-- TASK INSTRUCTIONS --
Print all of the lines exactly. Any picture among them stays out.

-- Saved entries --
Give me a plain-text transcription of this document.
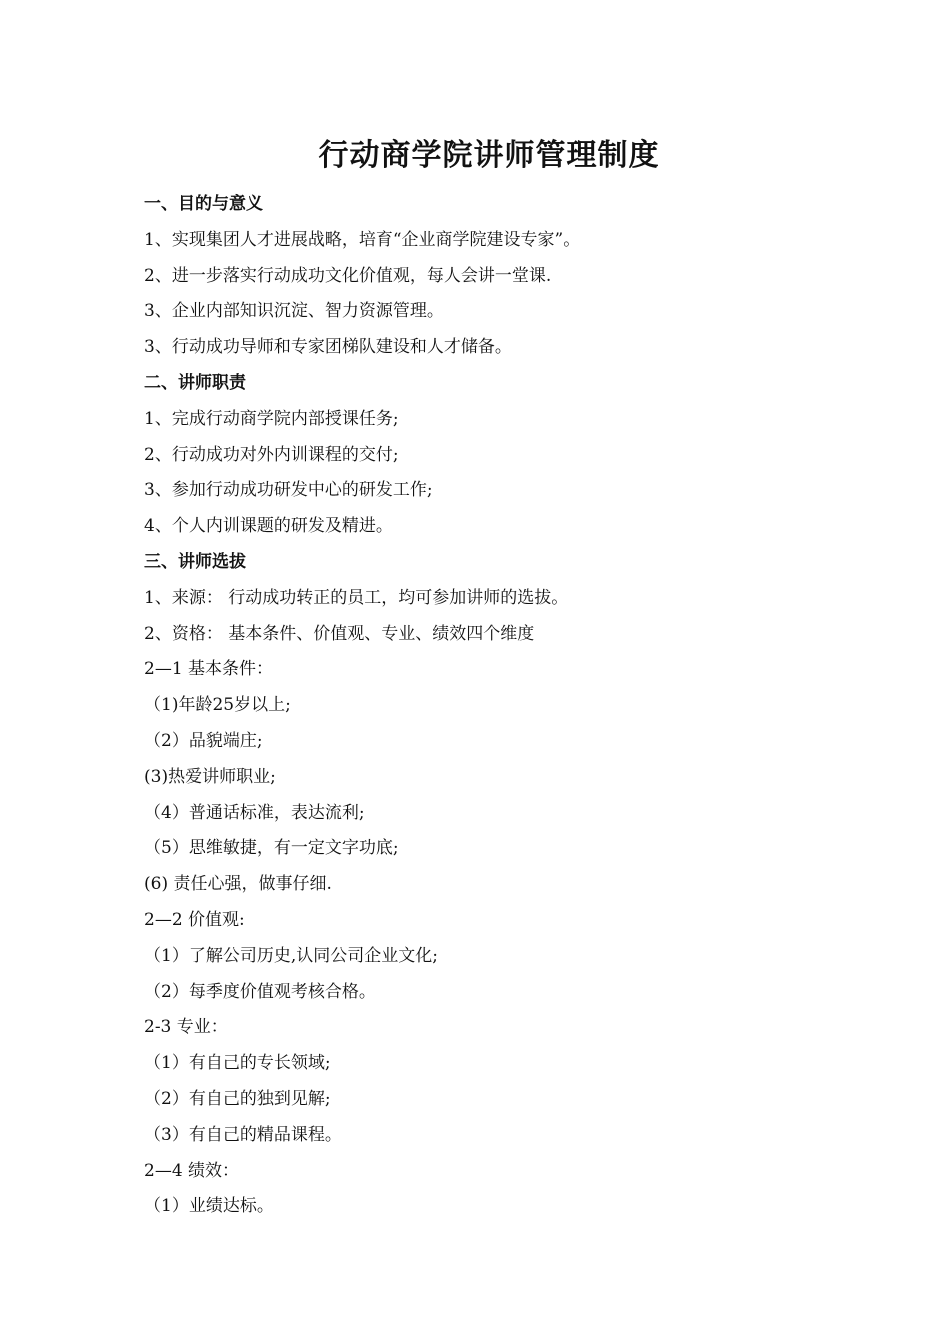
行动商学院讲师管理制度

一、目的与意义

1、实现集团人才进展战略，培育“企业商学院建设专家”。

2、进一步落实行动成功文化价值观，每人会讲一堂课.

3、企业内部知识沉淀、智力资源管理。

3、行动成功导师和专家团梯队建设和人才储备。

二、讲师职责

1、完成行动商学院内部授课任务;

2、行动成功对外内训课程的交付;

3、参加行动成功研发中心的研发工作;

4、个人内训课题的研发及精进。

三、讲师选拔

1、来源： 行动成功转正的员工，均可参加讲师的选拔。

2、资格： 基本条件、价值观、专业、绩效四个维度

2—1 基本条件：

（1)年龄25岁以上;

（2）品貌端庄;

(3)热爱讲师职业;

（4）普通话标准，表达流利;

（5）思维敏捷，有一定文字功底;

(6) 责任心强，做事仔细.

2—2 价值观:

（1）了解公司历史,认同公司企业文化;

（2）每季度价值观考核合格。

2-3 专业：

（1）有自己的专长领域;

（2）有自己的独到见解;

（3）有自己的精品课程。

2—4 绩效：

（1）业绩达标。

-- EXERCISE ANSWER --
Give me a plain-text transcription of this document.
行动商学院讲师管理制度

一、目的与意义

1、实现集团人才进展战略，培育“企业商学院建设专家”。

2、进一步落实行动成功文化价值观，每人会讲一堂课.

3、企业内部知识沉淀、智力资源管理。

3、行动成功导师和专家团梯队建设和人才储备。

二、讲师职责

1、完成行动商学院内部授课任务;

2、行动成功对外内训课程的交付;

3、参加行动成功研发中心的研发工作;

4、个人内训课题的研发及精进。

三、讲师选拔

1、来源： 行动成功转正的员工，均可参加讲师的选拔。

2、资格： 基本条件、价值观、专业、绩效四个维度

2—1 基本条件：

（1)年龄25岁以上;

（2）品貌端庄;

(3)热爱讲师职业;

（4）普通话标准，表达流利;

（5）思维敏捷，有一定文字功底;

(6) 责任心强，做事仔细.

2—2 价值观:

（1）了解公司历史,认同公司企业文化;

（2）每季度价值观考核合格。

2-3 专业：

（1）有自己的专长领域;

（2）有自己的独到见解;

（3）有自己的精品课程。

2—4 绩效：

（1）业绩达标。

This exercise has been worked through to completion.